====== SUPPLIED ENTRIES ======

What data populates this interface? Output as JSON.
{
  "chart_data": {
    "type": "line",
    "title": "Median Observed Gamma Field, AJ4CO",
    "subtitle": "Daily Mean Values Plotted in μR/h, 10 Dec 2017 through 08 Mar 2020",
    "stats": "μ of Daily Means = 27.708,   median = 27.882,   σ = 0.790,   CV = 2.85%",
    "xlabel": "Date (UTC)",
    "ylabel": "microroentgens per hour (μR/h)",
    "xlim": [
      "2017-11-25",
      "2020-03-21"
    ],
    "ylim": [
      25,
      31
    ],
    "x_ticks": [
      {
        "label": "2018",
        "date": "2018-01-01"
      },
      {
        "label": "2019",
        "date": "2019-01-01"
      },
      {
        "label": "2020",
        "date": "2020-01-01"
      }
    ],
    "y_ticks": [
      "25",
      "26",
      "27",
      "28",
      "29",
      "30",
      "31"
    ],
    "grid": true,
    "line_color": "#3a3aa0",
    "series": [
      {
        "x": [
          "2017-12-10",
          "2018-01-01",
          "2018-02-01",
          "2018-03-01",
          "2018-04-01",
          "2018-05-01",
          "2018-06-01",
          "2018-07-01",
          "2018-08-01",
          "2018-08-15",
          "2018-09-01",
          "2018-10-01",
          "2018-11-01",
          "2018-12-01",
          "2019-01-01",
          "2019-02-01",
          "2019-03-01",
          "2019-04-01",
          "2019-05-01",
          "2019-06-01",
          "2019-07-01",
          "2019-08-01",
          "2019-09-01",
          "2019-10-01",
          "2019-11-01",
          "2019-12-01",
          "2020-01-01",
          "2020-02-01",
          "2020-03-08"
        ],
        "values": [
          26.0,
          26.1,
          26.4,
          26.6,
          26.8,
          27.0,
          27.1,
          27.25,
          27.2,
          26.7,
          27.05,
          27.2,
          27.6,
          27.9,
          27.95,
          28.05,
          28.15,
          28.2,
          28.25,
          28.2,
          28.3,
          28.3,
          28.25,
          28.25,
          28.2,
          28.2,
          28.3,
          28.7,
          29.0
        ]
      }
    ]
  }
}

======
====== SUPPLIED ENTRIES ======

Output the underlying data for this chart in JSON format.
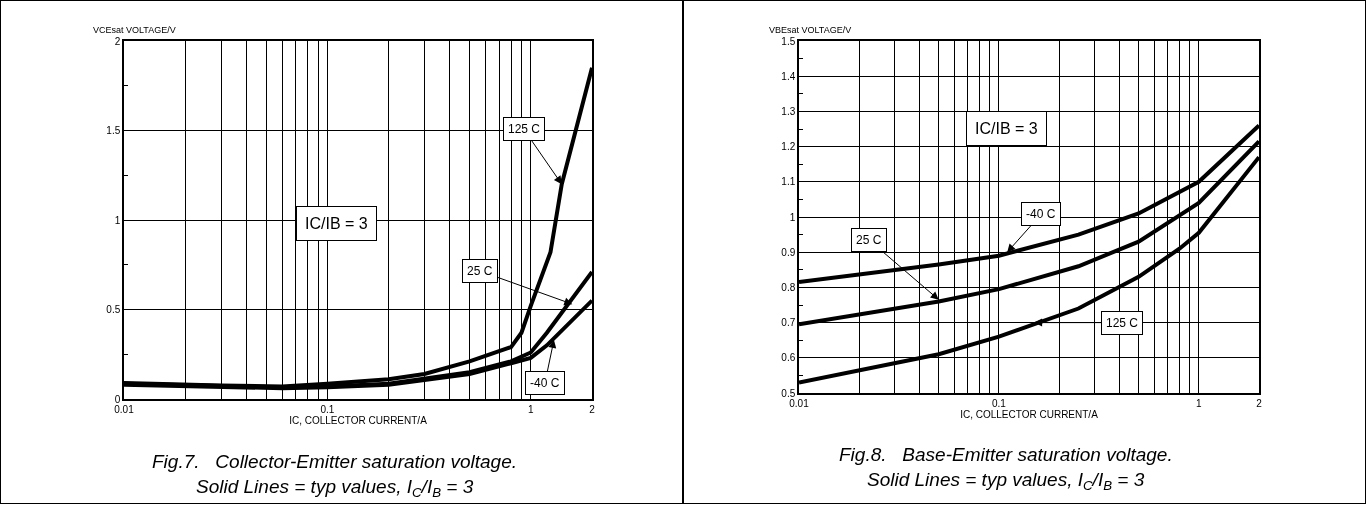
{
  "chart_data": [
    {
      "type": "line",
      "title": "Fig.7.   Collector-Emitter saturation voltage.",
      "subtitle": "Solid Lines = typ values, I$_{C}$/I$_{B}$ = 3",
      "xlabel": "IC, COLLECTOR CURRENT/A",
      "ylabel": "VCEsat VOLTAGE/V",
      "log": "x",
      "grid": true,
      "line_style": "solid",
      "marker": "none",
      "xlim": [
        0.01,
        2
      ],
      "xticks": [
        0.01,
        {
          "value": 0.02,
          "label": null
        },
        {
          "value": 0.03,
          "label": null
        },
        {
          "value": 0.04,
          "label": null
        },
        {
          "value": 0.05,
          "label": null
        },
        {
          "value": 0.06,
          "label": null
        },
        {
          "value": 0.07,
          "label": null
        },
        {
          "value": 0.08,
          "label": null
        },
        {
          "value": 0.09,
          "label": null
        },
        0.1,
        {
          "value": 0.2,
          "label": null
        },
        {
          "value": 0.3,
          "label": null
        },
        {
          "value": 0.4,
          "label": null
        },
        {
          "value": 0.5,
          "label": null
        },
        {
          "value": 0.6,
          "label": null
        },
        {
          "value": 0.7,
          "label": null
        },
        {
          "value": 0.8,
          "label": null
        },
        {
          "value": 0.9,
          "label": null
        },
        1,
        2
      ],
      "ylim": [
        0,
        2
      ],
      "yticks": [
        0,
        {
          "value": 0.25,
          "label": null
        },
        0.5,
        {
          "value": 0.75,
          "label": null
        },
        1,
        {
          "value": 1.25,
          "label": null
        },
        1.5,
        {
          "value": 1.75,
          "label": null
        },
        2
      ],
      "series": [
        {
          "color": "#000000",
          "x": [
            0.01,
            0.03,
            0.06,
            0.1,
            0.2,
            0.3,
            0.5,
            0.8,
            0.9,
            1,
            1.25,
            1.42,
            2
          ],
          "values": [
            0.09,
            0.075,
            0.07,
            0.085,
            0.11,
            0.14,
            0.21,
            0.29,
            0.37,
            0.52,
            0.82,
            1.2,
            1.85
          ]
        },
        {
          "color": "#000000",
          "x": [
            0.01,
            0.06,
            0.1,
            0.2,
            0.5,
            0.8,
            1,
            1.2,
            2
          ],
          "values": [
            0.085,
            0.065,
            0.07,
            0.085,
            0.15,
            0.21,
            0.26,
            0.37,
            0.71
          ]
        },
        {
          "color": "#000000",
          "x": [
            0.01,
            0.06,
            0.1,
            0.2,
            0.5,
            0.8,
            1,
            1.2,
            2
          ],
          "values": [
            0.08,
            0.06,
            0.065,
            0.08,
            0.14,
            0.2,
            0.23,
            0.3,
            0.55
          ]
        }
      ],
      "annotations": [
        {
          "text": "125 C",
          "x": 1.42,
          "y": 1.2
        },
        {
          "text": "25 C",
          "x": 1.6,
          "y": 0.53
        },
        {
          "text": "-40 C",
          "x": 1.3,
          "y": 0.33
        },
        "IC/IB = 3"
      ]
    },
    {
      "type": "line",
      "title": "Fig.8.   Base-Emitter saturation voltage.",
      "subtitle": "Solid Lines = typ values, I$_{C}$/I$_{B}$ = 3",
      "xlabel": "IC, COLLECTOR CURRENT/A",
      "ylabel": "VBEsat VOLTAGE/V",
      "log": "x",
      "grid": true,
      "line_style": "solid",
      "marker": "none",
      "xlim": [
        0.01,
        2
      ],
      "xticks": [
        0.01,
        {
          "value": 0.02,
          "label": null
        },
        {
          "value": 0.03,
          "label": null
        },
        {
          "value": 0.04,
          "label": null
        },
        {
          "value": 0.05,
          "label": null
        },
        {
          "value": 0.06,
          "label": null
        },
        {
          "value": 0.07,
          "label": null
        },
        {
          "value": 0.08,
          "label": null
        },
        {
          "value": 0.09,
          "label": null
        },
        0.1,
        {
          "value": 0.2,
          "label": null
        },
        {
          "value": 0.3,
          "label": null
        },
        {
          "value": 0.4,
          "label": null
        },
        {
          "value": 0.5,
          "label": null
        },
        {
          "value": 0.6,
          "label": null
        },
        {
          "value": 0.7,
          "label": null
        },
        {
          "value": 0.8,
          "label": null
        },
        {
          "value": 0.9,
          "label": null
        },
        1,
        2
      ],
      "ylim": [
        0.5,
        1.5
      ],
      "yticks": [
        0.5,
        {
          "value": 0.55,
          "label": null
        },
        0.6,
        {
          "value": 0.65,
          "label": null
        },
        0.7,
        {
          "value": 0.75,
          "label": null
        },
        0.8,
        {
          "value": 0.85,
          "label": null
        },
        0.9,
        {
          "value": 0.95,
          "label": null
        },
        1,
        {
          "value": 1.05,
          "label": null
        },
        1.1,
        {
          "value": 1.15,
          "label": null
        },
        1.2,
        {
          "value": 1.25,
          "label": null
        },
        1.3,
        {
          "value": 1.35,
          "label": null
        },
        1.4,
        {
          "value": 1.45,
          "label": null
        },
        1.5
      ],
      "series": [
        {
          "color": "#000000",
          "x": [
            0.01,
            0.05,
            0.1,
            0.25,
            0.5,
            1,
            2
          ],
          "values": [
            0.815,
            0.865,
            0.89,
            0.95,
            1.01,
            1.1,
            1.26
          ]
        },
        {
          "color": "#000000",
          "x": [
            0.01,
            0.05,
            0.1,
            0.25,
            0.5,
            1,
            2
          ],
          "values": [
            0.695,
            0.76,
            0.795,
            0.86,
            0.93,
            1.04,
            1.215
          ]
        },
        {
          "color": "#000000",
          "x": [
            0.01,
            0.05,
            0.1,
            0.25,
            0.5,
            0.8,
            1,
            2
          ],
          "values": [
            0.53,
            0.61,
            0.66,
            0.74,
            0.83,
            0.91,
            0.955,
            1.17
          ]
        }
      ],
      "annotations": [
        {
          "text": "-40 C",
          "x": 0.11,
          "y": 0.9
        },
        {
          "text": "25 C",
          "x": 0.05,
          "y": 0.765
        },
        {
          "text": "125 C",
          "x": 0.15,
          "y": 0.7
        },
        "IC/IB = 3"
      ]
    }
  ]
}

======
====== SUPPLIED ENTRIES ======

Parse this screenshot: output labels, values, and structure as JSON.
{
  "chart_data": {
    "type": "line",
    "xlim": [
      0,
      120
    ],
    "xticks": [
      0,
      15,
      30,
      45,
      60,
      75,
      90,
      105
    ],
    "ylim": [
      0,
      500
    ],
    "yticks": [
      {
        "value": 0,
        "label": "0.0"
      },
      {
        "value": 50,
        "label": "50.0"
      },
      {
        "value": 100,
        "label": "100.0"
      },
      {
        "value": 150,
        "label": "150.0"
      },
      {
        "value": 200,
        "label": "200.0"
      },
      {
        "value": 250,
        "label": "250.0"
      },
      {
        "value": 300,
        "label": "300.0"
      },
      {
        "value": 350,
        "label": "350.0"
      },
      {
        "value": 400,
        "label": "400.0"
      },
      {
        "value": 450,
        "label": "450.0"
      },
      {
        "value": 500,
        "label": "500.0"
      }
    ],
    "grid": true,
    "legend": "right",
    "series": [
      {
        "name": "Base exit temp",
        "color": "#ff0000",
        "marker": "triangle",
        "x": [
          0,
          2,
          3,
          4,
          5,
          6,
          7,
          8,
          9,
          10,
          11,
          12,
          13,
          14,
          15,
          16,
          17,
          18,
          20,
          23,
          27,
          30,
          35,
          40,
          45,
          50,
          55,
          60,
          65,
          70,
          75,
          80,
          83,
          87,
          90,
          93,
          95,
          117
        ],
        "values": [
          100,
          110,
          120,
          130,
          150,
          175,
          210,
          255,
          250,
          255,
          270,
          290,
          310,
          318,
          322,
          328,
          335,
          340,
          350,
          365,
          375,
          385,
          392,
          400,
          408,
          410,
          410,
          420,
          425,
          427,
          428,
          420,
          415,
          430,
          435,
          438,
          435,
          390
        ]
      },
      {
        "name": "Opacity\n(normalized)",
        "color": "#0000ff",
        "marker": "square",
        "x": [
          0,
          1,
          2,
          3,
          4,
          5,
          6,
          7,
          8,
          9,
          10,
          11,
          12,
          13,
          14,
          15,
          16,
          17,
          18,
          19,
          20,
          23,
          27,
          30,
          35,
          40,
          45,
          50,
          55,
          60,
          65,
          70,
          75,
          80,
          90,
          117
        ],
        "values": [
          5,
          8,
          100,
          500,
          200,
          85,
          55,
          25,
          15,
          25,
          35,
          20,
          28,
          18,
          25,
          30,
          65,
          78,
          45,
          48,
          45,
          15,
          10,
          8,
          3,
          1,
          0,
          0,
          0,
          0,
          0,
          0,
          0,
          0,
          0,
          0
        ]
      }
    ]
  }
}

======

*GIVEN REQUEST*: Search the records for the word "Emitter". Copy every line that has it.

*RESULT OF THIS TASK*:
      "title": "Fig.7.   Collector-Emitter saturation voltage.",
      "title": "Fig.8.   Base-Emitter saturation voltage.",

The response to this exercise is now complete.